● EXERCISE OBJECTIVE:
Copy every entry word for word. Skip the pictures.

● ENTRIES SHOWN:
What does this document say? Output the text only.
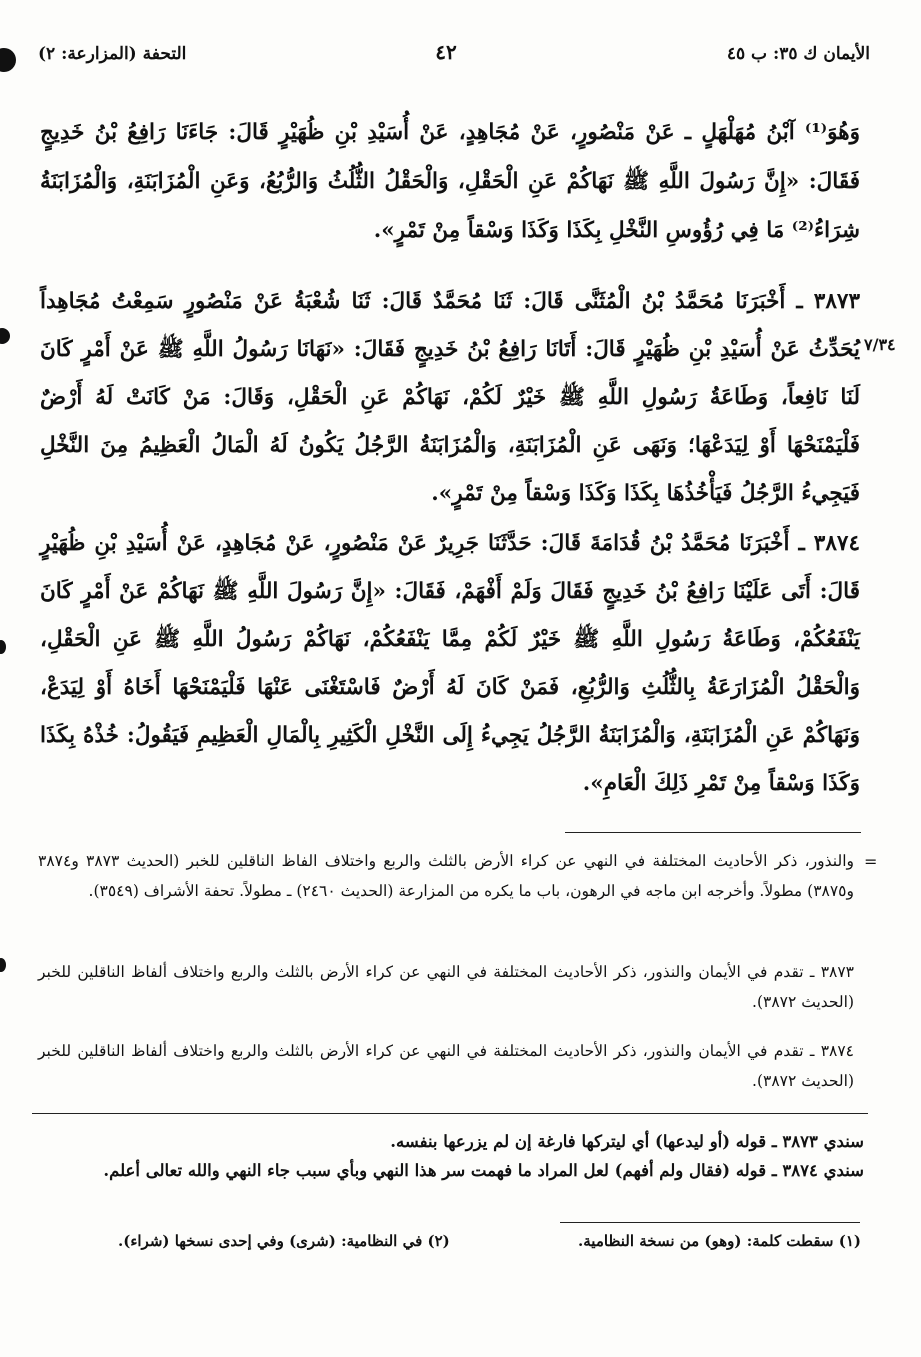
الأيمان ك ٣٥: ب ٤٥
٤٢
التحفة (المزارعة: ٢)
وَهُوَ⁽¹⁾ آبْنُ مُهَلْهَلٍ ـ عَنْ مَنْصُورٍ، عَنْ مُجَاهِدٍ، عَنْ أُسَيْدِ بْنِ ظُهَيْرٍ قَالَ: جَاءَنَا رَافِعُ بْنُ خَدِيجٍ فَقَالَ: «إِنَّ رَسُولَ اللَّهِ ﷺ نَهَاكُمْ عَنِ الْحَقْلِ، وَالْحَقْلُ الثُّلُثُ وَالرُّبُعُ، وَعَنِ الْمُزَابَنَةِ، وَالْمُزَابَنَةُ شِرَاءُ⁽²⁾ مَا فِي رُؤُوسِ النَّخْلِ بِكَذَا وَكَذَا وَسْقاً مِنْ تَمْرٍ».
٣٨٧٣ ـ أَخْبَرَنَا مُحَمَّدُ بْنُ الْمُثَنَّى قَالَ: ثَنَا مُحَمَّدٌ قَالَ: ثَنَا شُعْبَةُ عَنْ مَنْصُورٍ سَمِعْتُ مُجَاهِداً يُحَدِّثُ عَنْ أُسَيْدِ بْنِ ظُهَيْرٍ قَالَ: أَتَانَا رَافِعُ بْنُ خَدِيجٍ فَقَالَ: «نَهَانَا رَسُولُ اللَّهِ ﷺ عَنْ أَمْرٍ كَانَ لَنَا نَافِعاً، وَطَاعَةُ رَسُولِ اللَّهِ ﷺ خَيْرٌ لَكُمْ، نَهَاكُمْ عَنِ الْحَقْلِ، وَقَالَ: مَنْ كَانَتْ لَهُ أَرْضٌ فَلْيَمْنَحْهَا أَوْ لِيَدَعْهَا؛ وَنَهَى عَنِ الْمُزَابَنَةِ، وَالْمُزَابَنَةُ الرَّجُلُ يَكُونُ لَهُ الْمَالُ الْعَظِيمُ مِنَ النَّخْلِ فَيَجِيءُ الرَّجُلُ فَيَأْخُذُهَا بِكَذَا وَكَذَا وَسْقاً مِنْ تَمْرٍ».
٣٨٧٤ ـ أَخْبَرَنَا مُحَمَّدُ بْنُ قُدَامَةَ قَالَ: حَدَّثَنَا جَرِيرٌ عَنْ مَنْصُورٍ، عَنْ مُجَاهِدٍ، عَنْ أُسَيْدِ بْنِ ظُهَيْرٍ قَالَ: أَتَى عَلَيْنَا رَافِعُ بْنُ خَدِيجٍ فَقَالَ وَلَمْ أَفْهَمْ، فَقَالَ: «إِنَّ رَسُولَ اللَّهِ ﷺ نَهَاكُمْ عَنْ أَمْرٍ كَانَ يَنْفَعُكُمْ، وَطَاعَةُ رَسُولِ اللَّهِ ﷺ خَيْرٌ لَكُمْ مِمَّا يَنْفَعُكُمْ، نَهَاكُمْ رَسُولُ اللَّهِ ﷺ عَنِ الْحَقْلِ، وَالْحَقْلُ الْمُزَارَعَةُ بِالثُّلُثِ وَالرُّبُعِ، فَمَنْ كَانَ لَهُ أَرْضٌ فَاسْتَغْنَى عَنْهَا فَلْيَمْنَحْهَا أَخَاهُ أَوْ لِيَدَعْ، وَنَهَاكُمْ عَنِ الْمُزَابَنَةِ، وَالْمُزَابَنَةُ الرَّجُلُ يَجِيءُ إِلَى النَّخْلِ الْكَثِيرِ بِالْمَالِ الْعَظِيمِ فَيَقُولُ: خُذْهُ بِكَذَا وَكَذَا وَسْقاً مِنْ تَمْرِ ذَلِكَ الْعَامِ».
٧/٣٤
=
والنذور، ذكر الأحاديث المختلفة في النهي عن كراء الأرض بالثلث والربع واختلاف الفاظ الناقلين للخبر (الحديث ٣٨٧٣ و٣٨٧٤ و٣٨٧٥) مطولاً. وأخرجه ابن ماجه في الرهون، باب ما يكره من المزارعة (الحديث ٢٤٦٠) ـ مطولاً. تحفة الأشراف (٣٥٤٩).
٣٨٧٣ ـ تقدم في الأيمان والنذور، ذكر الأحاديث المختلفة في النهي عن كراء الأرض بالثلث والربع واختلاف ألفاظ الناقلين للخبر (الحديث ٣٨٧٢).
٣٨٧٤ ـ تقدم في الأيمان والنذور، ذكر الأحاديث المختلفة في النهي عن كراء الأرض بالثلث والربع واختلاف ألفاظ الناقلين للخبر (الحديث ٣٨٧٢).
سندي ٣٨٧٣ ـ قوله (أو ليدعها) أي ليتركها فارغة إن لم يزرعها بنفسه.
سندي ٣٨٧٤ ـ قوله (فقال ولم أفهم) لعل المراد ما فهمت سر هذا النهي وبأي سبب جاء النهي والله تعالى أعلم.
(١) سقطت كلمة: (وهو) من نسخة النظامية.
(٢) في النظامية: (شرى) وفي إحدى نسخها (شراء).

● FINISHED ANSWER:
What does this document say? Output the text only.
الأيمان ك ٣٥: ب ٤٥
٤٢
التحفة (المزارعة: ٢)
وَهُوَ⁽¹⁾ آبْنُ مُهَلْهَلٍ ـ عَنْ مَنْصُورٍ، عَنْ مُجَاهِدٍ، عَنْ أُسَيْدِ بْنِ ظُهَيْرٍ قَالَ: جَاءَنَا رَافِعُ بْنُ خَدِيجٍ فَقَالَ: «إِنَّ رَسُولَ اللَّهِ ﷺ نَهَاكُمْ عَنِ الْحَقْلِ، وَالْحَقْلُ الثُّلُثُ وَالرُّبُعُ، وَعَنِ الْمُزَابَنَةِ، وَالْمُزَابَنَةُ شِرَاءُ⁽²⁾ مَا فِي رُؤُوسِ النَّخْلِ بِكَذَا وَكَذَا وَسْقاً مِنْ تَمْرٍ».
٣٨٧٣ ـ أَخْبَرَنَا مُحَمَّدُ بْنُ الْمُثَنَّى قَالَ: ثَنَا مُحَمَّدٌ قَالَ: ثَنَا شُعْبَةُ عَنْ مَنْصُورٍ سَمِعْتُ مُجَاهِداً يُحَدِّثُ عَنْ أُسَيْدِ بْنِ ظُهَيْرٍ قَالَ: أَتَانَا رَافِعُ بْنُ خَدِيجٍ فَقَالَ: «نَهَانَا رَسُولُ اللَّهِ ﷺ عَنْ أَمْرٍ كَانَ لَنَا نَافِعاً، وَطَاعَةُ رَسُولِ اللَّهِ ﷺ خَيْرٌ لَكُمْ، نَهَاكُمْ عَنِ الْحَقْلِ، وَقَالَ: مَنْ كَانَتْ لَهُ أَرْضٌ فَلْيَمْنَحْهَا أَوْ لِيَدَعْهَا؛ وَنَهَى عَنِ الْمُزَابَنَةِ، وَالْمُزَابَنَةُ الرَّجُلُ يَكُونُ لَهُ الْمَالُ الْعَظِيمُ مِنَ النَّخْلِ فَيَجِيءُ الرَّجُلُ فَيَأْخُذُهَا بِكَذَا وَكَذَا وَسْقاً مِنْ تَمْرٍ».
٣٨٧٤ ـ أَخْبَرَنَا مُحَمَّدُ بْنُ قُدَامَةَ قَالَ: حَدَّثَنَا جَرِيرٌ عَنْ مَنْصُورٍ، عَنْ مُجَاهِدٍ، عَنْ أُسَيْدِ بْنِ ظُهَيْرٍ قَالَ: أَتَى عَلَيْنَا رَافِعُ بْنُ خَدِيجٍ فَقَالَ وَلَمْ أَفْهَمْ، فَقَالَ: «إِنَّ رَسُولَ اللَّهِ ﷺ نَهَاكُمْ عَنْ أَمْرٍ كَانَ يَنْفَعُكُمْ، وَطَاعَةُ رَسُولِ اللَّهِ ﷺ خَيْرٌ لَكُمْ مِمَّا يَنْفَعُكُمْ، نَهَاكُمْ رَسُولُ اللَّهِ ﷺ عَنِ الْحَقْلِ، وَالْحَقْلُ الْمُزَارَعَةُ بِالثُّلُثِ وَالرُّبُعِ، فَمَنْ كَانَ لَهُ أَرْضٌ فَاسْتَغْنَى عَنْهَا فَلْيَمْنَحْهَا أَخَاهُ أَوْ لِيَدَعْ، وَنَهَاكُمْ عَنِ الْمُزَابَنَةِ، وَالْمُزَابَنَةُ الرَّجُلُ يَجِيءُ إِلَى النَّخْلِ الْكَثِيرِ بِالْمَالِ الْعَظِيمِ فَيَقُولُ: خُذْهُ بِكَذَا وَكَذَا وَسْقاً مِنْ تَمْرِ ذَلِكَ الْعَامِ».
٧/٣٤
=
والنذور، ذكر الأحاديث المختلفة في النهي عن كراء الأرض بالثلث والربع واختلاف الفاظ الناقلين للخبر (الحديث ٣٨٧٣ و٣٨٧٤ و٣٨٧٥) مطولاً. وأخرجه ابن ماجه في الرهون، باب ما يكره من المزارعة (الحديث ٢٤٦٠) ـ مطولاً. تحفة الأشراف (٣٥٤٩).
٣٨٧٣ ـ تقدم في الأيمان والنذور، ذكر الأحاديث المختلفة في النهي عن كراء الأرض بالثلث والربع واختلاف ألفاظ الناقلين للخبر (الحديث ٣٨٧٢).
٣٨٧٤ ـ تقدم في الأيمان والنذور، ذكر الأحاديث المختلفة في النهي عن كراء الأرض بالثلث والربع واختلاف ألفاظ الناقلين للخبر (الحديث ٣٨٧٢).
سندي ٣٨٧٣ ـ قوله (أو ليدعها) أي ليتركها فارغة إن لم يزرعها بنفسه.
سندي ٣٨٧٤ ـ قوله (فقال ولم أفهم) لعل المراد ما فهمت سر هذا النهي وبأي سبب جاء النهي والله تعالى أعلم.
(١) سقطت كلمة: (وهو) من نسخة النظامية.
(٢) في النظامية: (شرى) وفي إحدى نسخها (شراء).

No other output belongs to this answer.